◆ **The problem**:
Please report every line from the material that contains the word "Stress".
::: Provided data :::
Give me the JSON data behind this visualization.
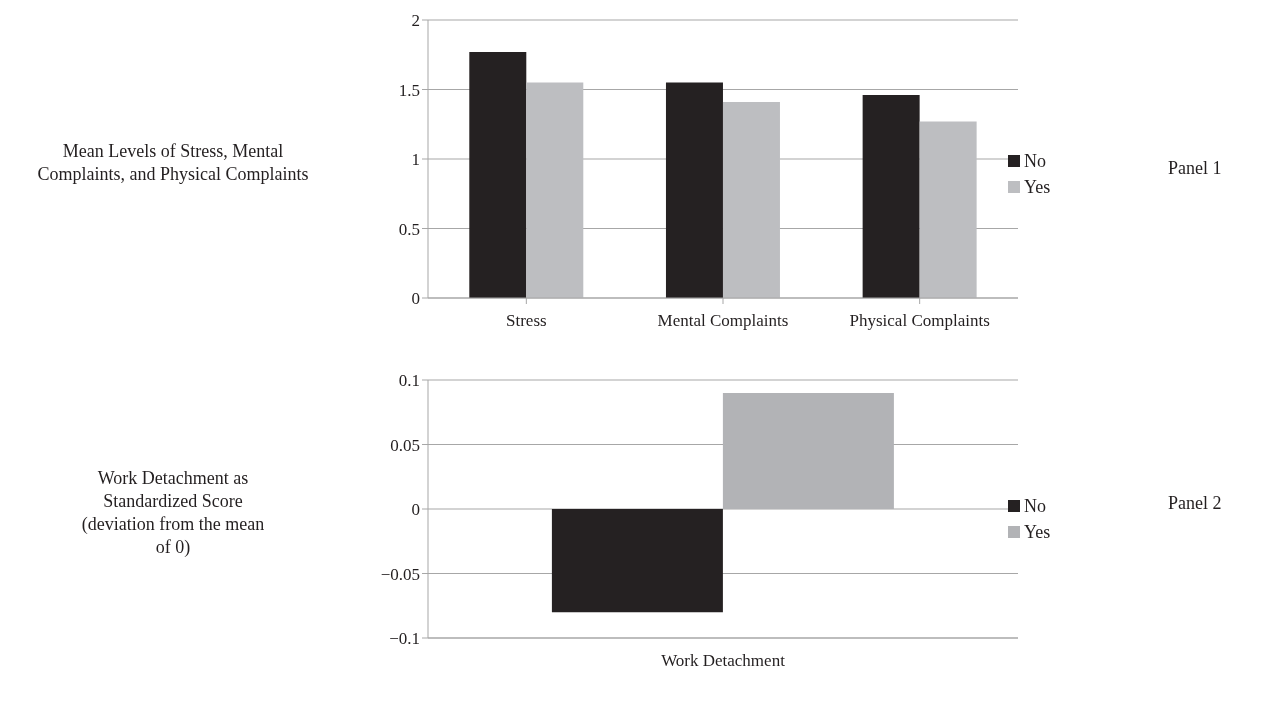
{
  "chart_data": [
    {
      "type": "bar",
      "ylabel": "Mean Levels of Stress, Mental Complaints, and Physical Complaints",
      "categories": [
        "Stress",
        "Mental Complaints",
        "Physical Complaints"
      ],
      "series": [
        {
          "name": "No",
          "color": "#252122",
          "values": [
            1.77,
            1.55,
            1.46
          ]
        },
        {
          "name": "Yes",
          "color": "#bdbec1",
          "values": [
            1.55,
            1.41,
            1.27
          ]
        }
      ],
      "ylim": [
        0,
        2
      ],
      "yticks": [
        0,
        0.5,
        1,
        1.5,
        2
      ],
      "grid": "y",
      "legend": "right",
      "annotations": [
        "Panel 1"
      ]
    },
    {
      "type": "bar",
      "ylabel": "Work Detachment as Standardized Score (deviation from the mean of 0)",
      "categories": [
        "Work Detachment"
      ],
      "series": [
        {
          "name": "No",
          "color": "#252122",
          "values": [
            -0.08
          ]
        },
        {
          "name": "Yes",
          "color": "#b2b3b6",
          "values": [
            0.09
          ]
        }
      ],
      "ylim": [
        -0.1,
        0.1
      ],
      "yticks": [
        {
          "value": -0.1,
          "label": "−0.1"
        },
        {
          "value": -0.05,
          "label": "−0.05"
        },
        0,
        0.05,
        0.1
      ],
      "grid": "y",
      "legend": "right",
      "annotations": [
        "Panel 2"
      ]
    }
  ]
}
:::
◆ **Correct output**:
      "ylabel": "Mean Levels of Stress, Mental Complaints, and Physical Complaints",
        "Stress",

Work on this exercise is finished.